#### [Directions]
State the number of lines in these records that include the word "name", and add nothing to it.

(Chart and figure data)
* * *
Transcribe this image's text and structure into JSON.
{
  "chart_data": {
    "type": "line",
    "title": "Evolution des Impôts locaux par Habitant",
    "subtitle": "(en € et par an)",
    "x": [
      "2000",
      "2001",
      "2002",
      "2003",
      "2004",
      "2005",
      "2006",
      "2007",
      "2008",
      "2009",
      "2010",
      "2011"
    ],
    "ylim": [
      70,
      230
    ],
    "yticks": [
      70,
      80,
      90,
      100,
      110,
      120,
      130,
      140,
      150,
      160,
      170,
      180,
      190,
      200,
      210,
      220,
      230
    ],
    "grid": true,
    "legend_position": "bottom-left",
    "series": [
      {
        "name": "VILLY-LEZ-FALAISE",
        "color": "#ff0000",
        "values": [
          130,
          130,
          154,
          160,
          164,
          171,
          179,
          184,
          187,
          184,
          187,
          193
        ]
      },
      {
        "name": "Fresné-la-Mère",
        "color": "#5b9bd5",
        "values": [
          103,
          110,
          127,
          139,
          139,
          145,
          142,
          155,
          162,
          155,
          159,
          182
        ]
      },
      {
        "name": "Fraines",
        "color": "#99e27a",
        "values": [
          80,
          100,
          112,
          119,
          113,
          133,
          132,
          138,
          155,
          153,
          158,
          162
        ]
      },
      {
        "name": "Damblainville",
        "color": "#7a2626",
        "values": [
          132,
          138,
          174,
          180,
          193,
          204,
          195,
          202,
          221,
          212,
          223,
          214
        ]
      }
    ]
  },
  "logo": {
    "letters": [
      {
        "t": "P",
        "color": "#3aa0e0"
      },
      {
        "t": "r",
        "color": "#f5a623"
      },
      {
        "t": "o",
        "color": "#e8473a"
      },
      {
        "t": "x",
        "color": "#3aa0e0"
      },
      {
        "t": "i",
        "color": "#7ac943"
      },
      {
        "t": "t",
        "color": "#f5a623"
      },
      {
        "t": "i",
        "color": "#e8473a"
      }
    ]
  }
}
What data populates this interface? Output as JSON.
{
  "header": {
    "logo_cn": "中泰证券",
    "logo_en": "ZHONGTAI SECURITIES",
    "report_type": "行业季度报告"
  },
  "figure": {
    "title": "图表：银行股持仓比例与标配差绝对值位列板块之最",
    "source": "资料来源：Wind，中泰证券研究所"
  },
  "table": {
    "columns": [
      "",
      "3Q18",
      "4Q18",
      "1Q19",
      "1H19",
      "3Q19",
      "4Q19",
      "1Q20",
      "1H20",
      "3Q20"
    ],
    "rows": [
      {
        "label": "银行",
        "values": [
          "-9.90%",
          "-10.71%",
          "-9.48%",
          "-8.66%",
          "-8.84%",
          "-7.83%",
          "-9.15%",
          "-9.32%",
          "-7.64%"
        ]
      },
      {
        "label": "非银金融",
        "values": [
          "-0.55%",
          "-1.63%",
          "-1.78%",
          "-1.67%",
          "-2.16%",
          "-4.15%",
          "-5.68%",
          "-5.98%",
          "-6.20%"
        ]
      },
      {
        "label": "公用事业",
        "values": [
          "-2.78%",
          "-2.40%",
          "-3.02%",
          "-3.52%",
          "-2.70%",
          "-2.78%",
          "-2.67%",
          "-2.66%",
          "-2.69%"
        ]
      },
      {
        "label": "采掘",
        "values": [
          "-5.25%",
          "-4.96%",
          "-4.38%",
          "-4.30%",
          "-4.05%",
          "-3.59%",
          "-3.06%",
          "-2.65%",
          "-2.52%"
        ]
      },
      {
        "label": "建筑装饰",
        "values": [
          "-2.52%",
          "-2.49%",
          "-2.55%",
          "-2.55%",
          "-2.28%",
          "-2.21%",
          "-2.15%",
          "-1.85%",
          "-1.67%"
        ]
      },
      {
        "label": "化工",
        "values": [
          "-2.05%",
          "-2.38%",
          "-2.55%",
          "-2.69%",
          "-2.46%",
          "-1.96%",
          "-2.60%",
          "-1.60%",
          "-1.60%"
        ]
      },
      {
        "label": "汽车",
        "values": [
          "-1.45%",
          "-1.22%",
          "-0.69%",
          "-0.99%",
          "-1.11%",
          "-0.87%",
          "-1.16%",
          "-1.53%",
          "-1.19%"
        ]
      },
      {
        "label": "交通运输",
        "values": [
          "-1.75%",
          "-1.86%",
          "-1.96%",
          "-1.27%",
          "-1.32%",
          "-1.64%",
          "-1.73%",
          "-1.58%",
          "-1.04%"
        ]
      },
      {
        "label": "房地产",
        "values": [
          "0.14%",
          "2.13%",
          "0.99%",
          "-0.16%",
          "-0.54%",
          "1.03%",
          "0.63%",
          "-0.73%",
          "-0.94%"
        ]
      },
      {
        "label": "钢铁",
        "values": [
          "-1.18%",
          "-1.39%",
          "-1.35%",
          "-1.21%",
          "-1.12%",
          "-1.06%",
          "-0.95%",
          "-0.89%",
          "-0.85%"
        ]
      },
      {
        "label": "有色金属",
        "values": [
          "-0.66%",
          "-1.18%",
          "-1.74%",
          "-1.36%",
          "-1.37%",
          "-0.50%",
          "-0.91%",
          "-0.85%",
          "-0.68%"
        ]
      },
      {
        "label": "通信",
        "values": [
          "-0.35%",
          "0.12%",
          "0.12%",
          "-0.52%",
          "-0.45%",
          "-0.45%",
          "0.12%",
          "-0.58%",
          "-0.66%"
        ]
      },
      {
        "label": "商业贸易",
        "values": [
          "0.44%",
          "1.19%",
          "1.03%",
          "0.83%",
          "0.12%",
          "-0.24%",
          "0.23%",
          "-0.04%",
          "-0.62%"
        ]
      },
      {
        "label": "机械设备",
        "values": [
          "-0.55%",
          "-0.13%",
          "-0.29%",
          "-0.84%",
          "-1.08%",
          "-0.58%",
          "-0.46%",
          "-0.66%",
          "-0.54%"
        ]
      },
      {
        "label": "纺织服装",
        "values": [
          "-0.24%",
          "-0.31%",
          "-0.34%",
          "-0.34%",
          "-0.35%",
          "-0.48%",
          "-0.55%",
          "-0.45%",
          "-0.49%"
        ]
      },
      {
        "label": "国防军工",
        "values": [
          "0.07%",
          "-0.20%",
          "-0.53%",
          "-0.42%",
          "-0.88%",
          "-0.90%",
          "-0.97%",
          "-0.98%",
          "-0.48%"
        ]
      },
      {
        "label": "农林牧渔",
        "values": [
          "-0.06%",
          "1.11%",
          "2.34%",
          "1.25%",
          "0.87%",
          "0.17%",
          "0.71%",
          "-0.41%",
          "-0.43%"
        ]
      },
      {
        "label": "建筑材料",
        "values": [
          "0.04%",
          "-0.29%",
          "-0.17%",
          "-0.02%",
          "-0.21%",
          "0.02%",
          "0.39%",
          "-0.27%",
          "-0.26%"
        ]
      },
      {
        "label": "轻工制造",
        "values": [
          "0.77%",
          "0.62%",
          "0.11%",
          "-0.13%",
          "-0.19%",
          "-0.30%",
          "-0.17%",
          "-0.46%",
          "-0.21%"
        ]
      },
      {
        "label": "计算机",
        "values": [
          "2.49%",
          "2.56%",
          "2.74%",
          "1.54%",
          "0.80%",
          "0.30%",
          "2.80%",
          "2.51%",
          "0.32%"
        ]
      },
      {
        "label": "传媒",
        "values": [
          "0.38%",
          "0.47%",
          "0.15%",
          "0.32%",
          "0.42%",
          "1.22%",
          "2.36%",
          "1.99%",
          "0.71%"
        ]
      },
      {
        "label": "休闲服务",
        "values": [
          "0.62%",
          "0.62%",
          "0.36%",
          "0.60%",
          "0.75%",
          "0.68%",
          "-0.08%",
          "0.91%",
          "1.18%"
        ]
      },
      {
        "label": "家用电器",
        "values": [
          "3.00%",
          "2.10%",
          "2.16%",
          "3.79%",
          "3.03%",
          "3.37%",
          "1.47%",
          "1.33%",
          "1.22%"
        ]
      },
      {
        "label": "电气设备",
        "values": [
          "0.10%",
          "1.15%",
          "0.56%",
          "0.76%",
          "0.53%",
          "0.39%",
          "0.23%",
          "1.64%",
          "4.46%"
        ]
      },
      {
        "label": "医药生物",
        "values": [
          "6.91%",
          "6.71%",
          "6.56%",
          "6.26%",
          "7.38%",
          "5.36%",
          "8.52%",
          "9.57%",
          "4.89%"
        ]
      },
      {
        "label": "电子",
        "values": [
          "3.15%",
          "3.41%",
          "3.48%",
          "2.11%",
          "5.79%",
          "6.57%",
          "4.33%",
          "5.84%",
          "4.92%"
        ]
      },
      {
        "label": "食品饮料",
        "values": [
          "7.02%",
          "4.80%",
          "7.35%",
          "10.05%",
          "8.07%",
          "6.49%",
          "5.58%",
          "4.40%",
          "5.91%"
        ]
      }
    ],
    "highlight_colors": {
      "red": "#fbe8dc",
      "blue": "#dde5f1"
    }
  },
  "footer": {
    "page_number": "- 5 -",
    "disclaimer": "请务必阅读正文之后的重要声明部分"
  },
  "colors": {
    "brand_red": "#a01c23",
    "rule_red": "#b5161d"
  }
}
* * *
#### [Response to this task]
4